# [Task instructions]
Copy each line below exactly and leave the pictures out.
[Begin Records provided]
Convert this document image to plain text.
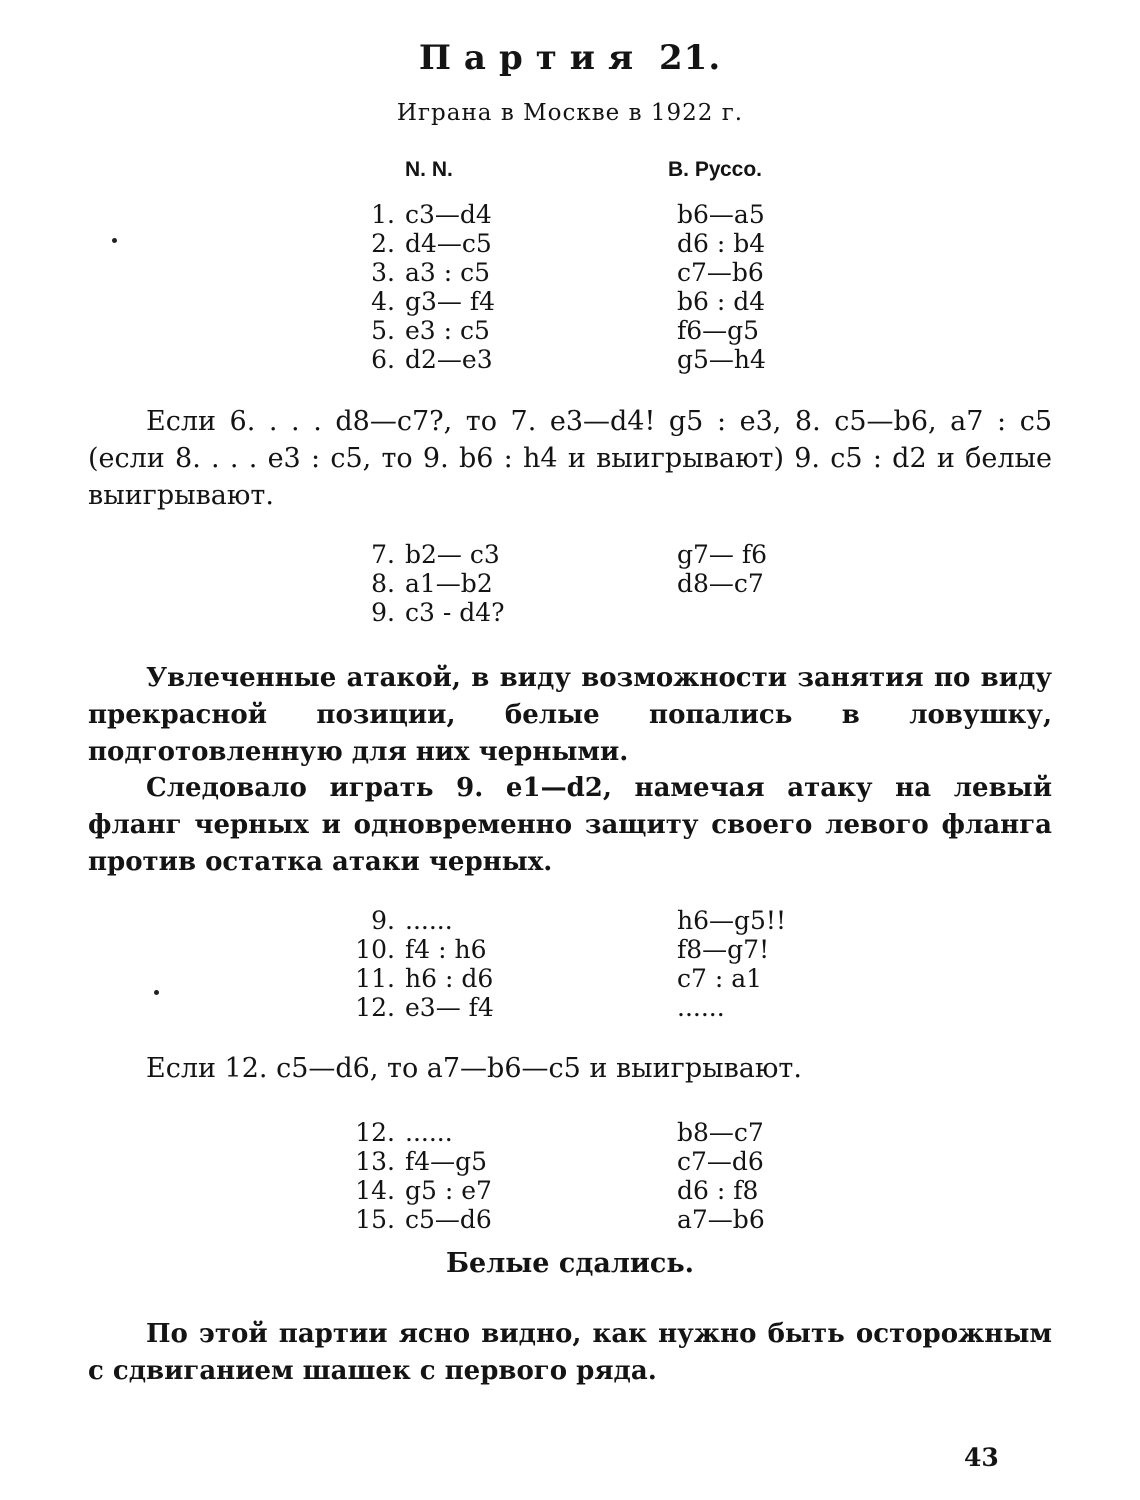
Партия 21.
Играна в Москве в 1922 г.
N. N.	В. Руссо.
1. c3—d4	b6—a5
2. d4—c5	d6 : b4
3. a3 : c5	c7—b6
4. g3— f4	b6 : d4
5. e3 : c5	f6—g5
6. d2—e3	g5—h4

Если 6. . . . d8—c7?, то 7. e3—d4! g5 : e3, 8. c5—b6, a7 : c5 (если 8. . . . e3 : c5, то 9. b6 : h4 и выигрывают) 9. c5 : d2 и белые выигрывают.

7. b2— c3	g7— f6
8. a1—b2	d8—c7
9. c3 - d4?

Увлеченные атакой, в виду возможности занятия по виду прекрасной позиции, белые попались в ловушку, подготовленную для них черными.

Следовало играть 9. e1—d2, намечая атаку на левый фланг черных и одновременно защиту своего левого фланга против остатка атаки черных.

9. ......	h6—g5!!
10. f4 : h6	f8—g7!
11. h6 : d6	c7 : a1
12. e3— f4	......

Если 12. c5—d6, то a7—b6—c5 и выигрывают.

12. ......	b8—c7
13. f4—g5	c7—d6
14. g5 : e7	d6 : f8
15. c5—d6	a7—b6
Белые сдались.

По этой партии ясно видно, как нужно быть осторожным с сдвиганием шашек с первого ряда.

43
[End Records provided]
# [Written reply]
Convert this document image to plain text.
Партия 21.
Играна в Москве в 1922 г.
N. N.	В. Руссо.
1. c3—d4	b6—a5
2. d4—c5	d6 : b4
3. a3 : c5	c7—b6
4. g3— f4	b6 : d4
5. e3 : c5	f6—g5
6. d2—e3	g5—h4

Если 6. . . . d8—c7?, то 7. e3—d4! g5 : e3, 8. c5—b6, a7 : c5 (если 8. . . . e3 : c5, то 9. b6 : h4 и выигрывают) 9. c5 : d2 и белые выигрывают.

7. b2— c3	g7— f6
8. a1—b2	d8—c7
9. c3 - d4?

Увлеченные атакой, в виду возможности занятия по виду прекрасной позиции, белые попались в ловушку, подготовленную для них черными.

Следовало играть 9. e1—d2, намечая атаку на левый фланг черных и одновременно защиту своего левого фланга против остатка атаки черных.

9. ......	h6—g5!!
10. f4 : h6	f8—g7!
11. h6 : d6	c7 : a1
12. e3— f4	......

Если 12. c5—d6, то a7—b6—c5 и выигрывают.

12. ......	b8—c7
13. f4—g5	c7—d6
14. g5 : e7	d6 : f8
15. c5—d6	a7—b6
Белые сдались.

По этой партии ясно видно, как нужно быть осторожным с сдвиганием шашек с первого ряда.

43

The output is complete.